= REQUIREMENT =
Your task is to locate every line holding the string "this" and to copy each of them.

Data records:

——

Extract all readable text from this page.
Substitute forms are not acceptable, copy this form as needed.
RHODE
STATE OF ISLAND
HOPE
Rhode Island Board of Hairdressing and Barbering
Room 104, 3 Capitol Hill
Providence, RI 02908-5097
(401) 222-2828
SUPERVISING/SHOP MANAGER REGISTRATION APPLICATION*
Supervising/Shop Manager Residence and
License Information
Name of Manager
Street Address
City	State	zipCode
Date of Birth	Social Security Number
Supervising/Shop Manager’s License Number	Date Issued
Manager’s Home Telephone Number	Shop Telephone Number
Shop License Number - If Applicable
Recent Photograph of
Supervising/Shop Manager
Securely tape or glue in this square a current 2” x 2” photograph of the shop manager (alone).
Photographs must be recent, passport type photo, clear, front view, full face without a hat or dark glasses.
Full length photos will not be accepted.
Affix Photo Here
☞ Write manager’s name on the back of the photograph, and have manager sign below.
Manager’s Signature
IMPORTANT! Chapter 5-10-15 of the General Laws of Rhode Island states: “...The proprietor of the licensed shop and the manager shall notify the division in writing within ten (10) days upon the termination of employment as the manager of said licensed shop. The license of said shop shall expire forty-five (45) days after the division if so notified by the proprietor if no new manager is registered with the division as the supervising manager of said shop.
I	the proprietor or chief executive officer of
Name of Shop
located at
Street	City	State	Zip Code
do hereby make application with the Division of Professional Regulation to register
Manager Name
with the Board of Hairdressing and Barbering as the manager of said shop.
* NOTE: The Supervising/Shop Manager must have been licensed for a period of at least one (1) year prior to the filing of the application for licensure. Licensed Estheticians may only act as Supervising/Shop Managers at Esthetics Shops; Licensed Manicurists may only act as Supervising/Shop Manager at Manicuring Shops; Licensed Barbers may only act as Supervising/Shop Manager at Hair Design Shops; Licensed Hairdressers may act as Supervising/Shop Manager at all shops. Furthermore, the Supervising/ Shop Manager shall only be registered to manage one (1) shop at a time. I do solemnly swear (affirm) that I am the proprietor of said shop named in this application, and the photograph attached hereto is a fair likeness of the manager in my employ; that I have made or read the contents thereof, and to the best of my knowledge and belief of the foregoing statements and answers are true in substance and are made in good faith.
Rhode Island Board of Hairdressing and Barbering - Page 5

——

= REPLY =
Extract all readable text from this page.
Substitute forms are not acceptable, copy this form as needed.
Securely tape or glue in this square a current 2” x 2” photograph of the shop manager (alone).
* NOTE: The Supervising/Shop Manager must have been licensed for a period of at least one (1) year prior to the filing of the application for licensure. Licensed Estheticians may only act as Supervising/Shop Managers at Esthetics Shops; Licensed Manicurists may only act as Supervising/Shop Manager at Manicuring Shops; Licensed Barbers may only act as Supervising/Shop Manager at Hair Design Shops; Licensed Hairdressers may act as Supervising/Shop Manager at all shops. Furthermore, the Supervising/ Shop Manager shall only be registered to manage one (1) shop at a time. I do solemnly swear (affirm) that I am the proprietor of said shop named in this application, and the photograph attached hereto is a fair likeness of the manager in my employ; that I have made or read the contents thereof, and to the best of my knowledge and belief of the foregoing statements and answers are true in substance and are made in good faith.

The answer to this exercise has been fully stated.